Start of Material provided

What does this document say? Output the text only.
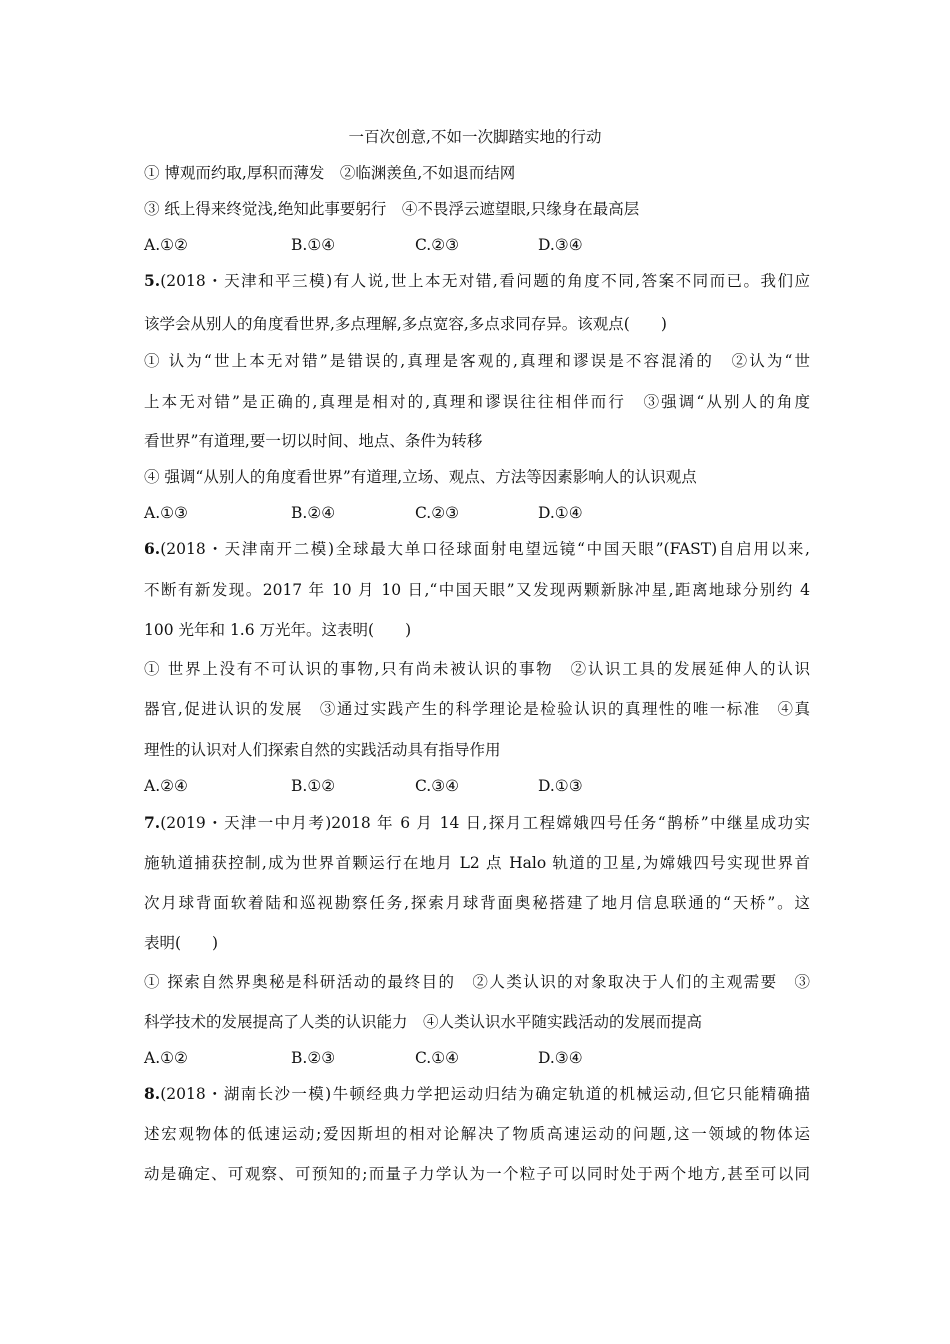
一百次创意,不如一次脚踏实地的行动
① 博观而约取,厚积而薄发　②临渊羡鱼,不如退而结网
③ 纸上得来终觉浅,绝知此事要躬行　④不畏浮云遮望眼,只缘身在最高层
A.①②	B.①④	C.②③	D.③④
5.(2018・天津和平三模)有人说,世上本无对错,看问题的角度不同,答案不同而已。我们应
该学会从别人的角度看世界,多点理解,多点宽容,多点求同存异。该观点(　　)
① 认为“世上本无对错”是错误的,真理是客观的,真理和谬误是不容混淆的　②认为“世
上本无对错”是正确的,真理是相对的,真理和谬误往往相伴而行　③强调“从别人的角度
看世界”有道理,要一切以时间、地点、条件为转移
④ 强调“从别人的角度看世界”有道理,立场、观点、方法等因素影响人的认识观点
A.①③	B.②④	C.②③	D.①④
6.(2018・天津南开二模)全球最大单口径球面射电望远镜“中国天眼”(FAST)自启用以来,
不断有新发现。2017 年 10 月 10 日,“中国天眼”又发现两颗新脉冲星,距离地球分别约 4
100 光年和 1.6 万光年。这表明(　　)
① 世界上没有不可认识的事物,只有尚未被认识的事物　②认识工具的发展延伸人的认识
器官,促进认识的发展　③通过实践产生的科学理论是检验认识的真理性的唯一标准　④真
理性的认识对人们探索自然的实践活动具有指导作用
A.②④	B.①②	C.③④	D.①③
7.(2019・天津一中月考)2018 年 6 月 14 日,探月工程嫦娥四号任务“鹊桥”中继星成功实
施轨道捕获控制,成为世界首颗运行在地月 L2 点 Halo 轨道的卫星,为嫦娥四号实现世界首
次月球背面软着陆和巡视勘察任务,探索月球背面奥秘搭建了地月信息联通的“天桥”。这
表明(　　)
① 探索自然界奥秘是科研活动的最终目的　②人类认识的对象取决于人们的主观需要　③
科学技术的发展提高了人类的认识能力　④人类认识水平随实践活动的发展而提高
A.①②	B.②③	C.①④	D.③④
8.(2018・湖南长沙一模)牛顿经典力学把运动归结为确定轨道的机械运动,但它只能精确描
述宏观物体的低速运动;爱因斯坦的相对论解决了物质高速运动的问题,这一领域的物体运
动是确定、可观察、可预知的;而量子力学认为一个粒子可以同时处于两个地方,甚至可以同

End of Material provided
Start of Material provided

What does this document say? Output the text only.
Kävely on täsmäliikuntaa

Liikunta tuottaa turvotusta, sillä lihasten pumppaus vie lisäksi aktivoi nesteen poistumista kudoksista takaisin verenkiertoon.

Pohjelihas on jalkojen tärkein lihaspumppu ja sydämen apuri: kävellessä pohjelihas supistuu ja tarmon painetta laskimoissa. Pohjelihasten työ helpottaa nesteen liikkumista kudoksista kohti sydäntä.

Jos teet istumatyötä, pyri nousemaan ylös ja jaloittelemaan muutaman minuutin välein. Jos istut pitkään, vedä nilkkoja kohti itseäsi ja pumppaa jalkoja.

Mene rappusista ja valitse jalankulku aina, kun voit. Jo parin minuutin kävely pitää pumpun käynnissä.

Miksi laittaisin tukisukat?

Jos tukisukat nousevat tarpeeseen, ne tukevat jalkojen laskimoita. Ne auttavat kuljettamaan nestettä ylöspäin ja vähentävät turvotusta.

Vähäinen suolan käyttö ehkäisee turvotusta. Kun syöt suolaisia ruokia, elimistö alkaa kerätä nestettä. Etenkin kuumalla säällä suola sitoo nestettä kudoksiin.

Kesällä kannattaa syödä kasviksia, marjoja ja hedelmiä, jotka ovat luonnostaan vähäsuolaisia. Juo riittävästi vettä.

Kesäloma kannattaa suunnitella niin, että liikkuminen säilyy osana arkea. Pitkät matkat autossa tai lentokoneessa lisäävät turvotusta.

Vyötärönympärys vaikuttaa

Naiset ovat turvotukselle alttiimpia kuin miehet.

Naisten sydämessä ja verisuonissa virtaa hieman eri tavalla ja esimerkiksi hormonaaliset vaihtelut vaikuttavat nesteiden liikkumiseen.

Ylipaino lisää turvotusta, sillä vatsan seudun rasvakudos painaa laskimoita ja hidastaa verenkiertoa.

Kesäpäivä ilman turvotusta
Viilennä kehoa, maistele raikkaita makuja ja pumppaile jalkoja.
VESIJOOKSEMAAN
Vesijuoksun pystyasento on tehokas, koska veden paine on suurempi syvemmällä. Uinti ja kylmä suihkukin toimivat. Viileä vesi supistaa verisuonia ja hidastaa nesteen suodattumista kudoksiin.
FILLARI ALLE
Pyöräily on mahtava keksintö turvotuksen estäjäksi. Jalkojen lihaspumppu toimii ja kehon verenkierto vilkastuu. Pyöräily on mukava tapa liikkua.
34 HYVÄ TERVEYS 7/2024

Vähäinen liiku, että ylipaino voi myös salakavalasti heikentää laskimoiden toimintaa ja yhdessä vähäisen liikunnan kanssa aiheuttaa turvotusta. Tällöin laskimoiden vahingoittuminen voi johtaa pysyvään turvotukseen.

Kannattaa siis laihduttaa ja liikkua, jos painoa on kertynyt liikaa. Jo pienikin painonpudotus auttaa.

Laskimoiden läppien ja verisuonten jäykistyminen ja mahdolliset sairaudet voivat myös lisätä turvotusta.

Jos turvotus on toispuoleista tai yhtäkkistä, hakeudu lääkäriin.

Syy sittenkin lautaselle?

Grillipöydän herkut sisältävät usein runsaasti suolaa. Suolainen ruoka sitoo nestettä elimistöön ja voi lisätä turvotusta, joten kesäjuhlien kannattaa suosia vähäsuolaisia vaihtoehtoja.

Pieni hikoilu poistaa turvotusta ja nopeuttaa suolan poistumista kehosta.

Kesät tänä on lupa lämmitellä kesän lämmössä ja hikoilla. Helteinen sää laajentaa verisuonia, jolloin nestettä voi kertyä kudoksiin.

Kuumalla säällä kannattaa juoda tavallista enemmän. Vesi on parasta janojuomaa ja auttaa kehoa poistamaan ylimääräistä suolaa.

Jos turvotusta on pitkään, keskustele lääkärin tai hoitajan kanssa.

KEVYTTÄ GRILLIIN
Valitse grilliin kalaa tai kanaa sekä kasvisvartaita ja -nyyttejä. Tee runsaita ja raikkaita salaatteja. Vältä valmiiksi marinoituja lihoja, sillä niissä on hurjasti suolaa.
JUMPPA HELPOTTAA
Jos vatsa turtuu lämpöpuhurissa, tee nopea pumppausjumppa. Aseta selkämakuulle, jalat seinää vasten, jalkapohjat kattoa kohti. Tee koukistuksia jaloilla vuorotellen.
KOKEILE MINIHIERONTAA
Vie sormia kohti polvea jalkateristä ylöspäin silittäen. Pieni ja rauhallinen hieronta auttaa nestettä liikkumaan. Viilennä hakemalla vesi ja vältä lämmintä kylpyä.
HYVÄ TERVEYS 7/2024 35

End of Material provided

* _Description of the task_: Select every line in the records above that contains the word "suolan".

* _Right answer_:
Vähäinen suolan käyttö ehkäisee turvotusta. Kun syöt suolaisia ruokia, elimistö alkaa kerätä nestettä. Etenkin kuumalla säällä suola sitoo nestettä kudoksiin.
Pieni hikoilu poistaa turvotusta ja nopeuttaa suolan poistumista kehosta.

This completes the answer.